**TASK DETAILS**
In every row below, replace "frame-seam" with "frame-joint" and leave everything else unchanged. Don't include the pictures in your answer.

Stored items from a collection
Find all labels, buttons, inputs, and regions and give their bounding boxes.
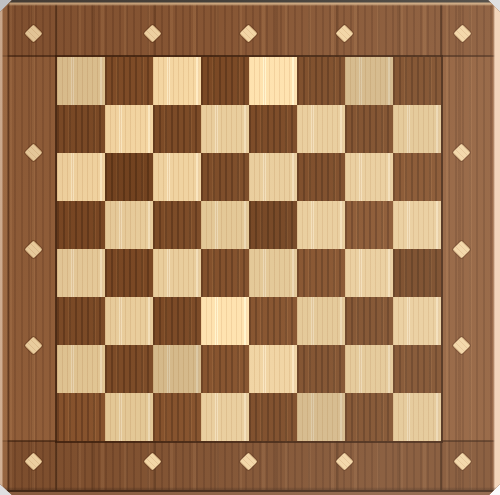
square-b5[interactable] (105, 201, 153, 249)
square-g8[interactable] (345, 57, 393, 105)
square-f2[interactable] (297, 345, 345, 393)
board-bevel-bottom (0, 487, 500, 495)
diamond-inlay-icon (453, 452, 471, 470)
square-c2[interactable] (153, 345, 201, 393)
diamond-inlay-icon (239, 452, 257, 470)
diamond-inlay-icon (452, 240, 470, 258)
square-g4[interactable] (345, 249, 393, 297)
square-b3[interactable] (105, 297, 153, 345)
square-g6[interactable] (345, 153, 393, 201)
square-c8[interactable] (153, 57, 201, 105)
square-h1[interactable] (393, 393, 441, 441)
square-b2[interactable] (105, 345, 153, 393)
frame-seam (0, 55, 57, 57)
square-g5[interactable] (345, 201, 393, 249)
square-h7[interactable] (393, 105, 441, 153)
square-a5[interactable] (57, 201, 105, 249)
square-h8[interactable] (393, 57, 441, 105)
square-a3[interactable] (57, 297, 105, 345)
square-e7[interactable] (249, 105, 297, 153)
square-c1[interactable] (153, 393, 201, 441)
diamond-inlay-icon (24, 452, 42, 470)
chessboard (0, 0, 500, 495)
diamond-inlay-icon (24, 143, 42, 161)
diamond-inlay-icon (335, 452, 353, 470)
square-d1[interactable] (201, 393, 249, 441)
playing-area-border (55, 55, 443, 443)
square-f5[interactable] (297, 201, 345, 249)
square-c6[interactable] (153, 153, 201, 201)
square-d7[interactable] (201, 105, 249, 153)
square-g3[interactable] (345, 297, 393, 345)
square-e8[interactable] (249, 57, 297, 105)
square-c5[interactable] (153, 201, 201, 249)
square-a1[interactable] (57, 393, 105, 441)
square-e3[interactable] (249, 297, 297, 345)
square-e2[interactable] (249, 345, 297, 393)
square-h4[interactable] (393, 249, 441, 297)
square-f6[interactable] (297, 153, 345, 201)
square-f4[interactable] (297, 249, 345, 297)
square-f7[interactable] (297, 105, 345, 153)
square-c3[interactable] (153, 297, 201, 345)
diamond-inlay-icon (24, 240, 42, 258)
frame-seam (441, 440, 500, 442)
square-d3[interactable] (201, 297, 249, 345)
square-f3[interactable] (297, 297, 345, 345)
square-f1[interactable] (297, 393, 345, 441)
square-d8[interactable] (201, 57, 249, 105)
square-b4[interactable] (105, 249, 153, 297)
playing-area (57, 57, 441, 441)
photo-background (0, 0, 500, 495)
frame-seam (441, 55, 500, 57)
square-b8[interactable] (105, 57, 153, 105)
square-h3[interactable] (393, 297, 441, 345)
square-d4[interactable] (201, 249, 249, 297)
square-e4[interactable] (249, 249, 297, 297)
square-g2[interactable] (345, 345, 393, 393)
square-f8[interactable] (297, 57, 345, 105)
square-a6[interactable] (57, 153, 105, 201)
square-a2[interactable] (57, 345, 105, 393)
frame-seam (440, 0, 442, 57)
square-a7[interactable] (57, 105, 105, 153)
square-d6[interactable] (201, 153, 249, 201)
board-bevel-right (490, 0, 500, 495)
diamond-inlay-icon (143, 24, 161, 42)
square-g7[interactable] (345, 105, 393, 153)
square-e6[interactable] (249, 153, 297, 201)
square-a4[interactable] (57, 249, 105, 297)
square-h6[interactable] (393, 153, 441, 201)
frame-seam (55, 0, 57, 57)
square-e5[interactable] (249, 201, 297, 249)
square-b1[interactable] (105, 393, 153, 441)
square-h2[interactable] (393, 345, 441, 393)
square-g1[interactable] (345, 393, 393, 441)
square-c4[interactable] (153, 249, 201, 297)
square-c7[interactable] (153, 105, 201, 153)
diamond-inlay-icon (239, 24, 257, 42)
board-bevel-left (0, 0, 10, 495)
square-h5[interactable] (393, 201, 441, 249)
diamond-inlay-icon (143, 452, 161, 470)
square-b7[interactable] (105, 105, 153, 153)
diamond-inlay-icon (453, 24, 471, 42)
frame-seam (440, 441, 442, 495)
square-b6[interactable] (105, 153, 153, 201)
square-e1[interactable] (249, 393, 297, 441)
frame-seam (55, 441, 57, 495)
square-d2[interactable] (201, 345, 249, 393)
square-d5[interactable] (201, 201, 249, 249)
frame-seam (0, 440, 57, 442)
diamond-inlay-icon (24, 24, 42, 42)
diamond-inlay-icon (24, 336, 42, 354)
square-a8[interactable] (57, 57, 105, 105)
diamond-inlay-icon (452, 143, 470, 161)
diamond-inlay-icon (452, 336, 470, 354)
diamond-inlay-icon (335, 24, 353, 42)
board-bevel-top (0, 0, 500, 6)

**RESULT OF THIS TASK**
Find all labels, buttons, inputs, and regions and give their bounding boxes.
square-b5[interactable] (105, 201, 153, 249)
square-g8[interactable] (345, 57, 393, 105)
square-f2[interactable] (297, 345, 345, 393)
board-bevel-bottom (0, 487, 500, 495)
diamond-inlay-icon (453, 452, 471, 470)
square-c2[interactable] (153, 345, 201, 393)
diamond-inlay-icon (239, 452, 257, 470)
diamond-inlay-icon (452, 240, 470, 258)
square-g4[interactable] (345, 249, 393, 297)
square-b3[interactable] (105, 297, 153, 345)
square-g6[interactable] (345, 153, 393, 201)
square-c8[interactable] (153, 57, 201, 105)
square-h1[interactable] (393, 393, 441, 441)
square-b2[interactable] (105, 345, 153, 393)
frame-joint (0, 55, 57, 57)
square-g5[interactable] (345, 201, 393, 249)
square-h7[interactable] (393, 105, 441, 153)
square-a5[interactable] (57, 201, 105, 249)
square-h8[interactable] (393, 57, 441, 105)
square-a3[interactable] (57, 297, 105, 345)
square-e7[interactable] (249, 105, 297, 153)
square-c1[interactable] (153, 393, 201, 441)
diamond-inlay-icon (24, 452, 42, 470)
chessboard (0, 0, 500, 495)
diamond-inlay-icon (24, 143, 42, 161)
diamond-inlay-icon (335, 452, 353, 470)
square-d1[interactable] (201, 393, 249, 441)
playing-area-border (55, 55, 443, 443)
square-f5[interactable] (297, 201, 345, 249)
square-c6[interactable] (153, 153, 201, 201)
square-d7[interactable] (201, 105, 249, 153)
square-g3[interactable] (345, 297, 393, 345)
square-e8[interactable] (249, 57, 297, 105)
square-c5[interactable] (153, 201, 201, 249)
square-a1[interactable] (57, 393, 105, 441)
square-e3[interactable] (249, 297, 297, 345)
square-e2[interactable] (249, 345, 297, 393)
square-h4[interactable] (393, 249, 441, 297)
square-f6[interactable] (297, 153, 345, 201)
square-f4[interactable] (297, 249, 345, 297)
square-f7[interactable] (297, 105, 345, 153)
square-c3[interactable] (153, 297, 201, 345)
diamond-inlay-icon (24, 240, 42, 258)
frame-joint (441, 440, 500, 442)
square-d3[interactable] (201, 297, 249, 345)
square-f3[interactable] (297, 297, 345, 345)
square-f1[interactable] (297, 393, 345, 441)
square-d8[interactable] (201, 57, 249, 105)
square-b4[interactable] (105, 249, 153, 297)
playing-area (57, 57, 441, 441)
photo-background (0, 0, 500, 495)
frame-joint (441, 55, 500, 57)
square-b8[interactable] (105, 57, 153, 105)
square-h3[interactable] (393, 297, 441, 345)
square-d4[interactable] (201, 249, 249, 297)
square-e4[interactable] (249, 249, 297, 297)
square-g2[interactable] (345, 345, 393, 393)
square-f8[interactable] (297, 57, 345, 105)
square-a6[interactable] (57, 153, 105, 201)
square-a2[interactable] (57, 345, 105, 393)
frame-joint (440, 0, 442, 57)
square-a7[interactable] (57, 105, 105, 153)
square-d6[interactable] (201, 153, 249, 201)
board-bevel-right (490, 0, 500, 495)
diamond-inlay-icon (143, 24, 161, 42)
square-g7[interactable] (345, 105, 393, 153)
square-e6[interactable] (249, 153, 297, 201)
square-a4[interactable] (57, 249, 105, 297)
square-h6[interactable] (393, 153, 441, 201)
frame-joint (55, 0, 57, 57)
square-e5[interactable] (249, 201, 297, 249)
square-b1[interactable] (105, 393, 153, 441)
square-h2[interactable] (393, 345, 441, 393)
square-g1[interactable] (345, 393, 393, 441)
square-c4[interactable] (153, 249, 201, 297)
square-c7[interactable] (153, 105, 201, 153)
diamond-inlay-icon (239, 24, 257, 42)
board-bevel-left (0, 0, 10, 495)
square-h5[interactable] (393, 201, 441, 249)
diamond-inlay-icon (143, 452, 161, 470)
square-b7[interactable] (105, 105, 153, 153)
diamond-inlay-icon (453, 24, 471, 42)
frame-joint (440, 441, 442, 495)
square-b6[interactable] (105, 153, 153, 201)
square-e1[interactable] (249, 393, 297, 441)
frame-joint (55, 441, 57, 495)
square-d2[interactable] (201, 345, 249, 393)
square-d5[interactable] (201, 201, 249, 249)
frame-joint (0, 440, 57, 442)
diamond-inlay-icon (24, 24, 42, 42)
diamond-inlay-icon (24, 336, 42, 354)
square-a8[interactable] (57, 57, 105, 105)
diamond-inlay-icon (452, 143, 470, 161)
diamond-inlay-icon (452, 336, 470, 354)
diamond-inlay-icon (335, 24, 353, 42)
board-bevel-top (0, 0, 500, 6)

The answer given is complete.